== Given data ==
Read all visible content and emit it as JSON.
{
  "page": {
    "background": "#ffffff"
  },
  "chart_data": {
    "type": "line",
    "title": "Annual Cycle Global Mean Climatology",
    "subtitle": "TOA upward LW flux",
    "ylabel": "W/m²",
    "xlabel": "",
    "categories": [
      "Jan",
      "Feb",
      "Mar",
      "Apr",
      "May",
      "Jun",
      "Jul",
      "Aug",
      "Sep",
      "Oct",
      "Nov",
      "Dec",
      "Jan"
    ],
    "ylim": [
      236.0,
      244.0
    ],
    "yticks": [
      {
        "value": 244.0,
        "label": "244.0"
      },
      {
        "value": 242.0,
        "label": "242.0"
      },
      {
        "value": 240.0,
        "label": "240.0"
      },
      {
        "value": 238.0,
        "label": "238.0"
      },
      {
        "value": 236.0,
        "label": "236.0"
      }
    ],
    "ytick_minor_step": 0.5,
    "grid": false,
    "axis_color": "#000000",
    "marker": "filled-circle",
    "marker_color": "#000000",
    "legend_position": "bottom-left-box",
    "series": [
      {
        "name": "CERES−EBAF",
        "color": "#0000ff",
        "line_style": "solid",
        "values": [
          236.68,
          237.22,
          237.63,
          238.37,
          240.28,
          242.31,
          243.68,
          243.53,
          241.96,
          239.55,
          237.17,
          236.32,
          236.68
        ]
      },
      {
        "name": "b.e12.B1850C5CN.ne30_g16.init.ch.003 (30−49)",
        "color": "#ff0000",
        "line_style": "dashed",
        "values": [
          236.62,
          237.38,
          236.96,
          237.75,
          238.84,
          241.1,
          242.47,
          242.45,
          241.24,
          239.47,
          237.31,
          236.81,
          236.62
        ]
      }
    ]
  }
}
===
**Task brief**
Where a line in the entries holds "name", copy that line.

**Expected answer**
        "name": "CERES−EBAF",
        "name": "b.e12.B1850C5CN.ne30_g16.init.ch.003 (30−49)",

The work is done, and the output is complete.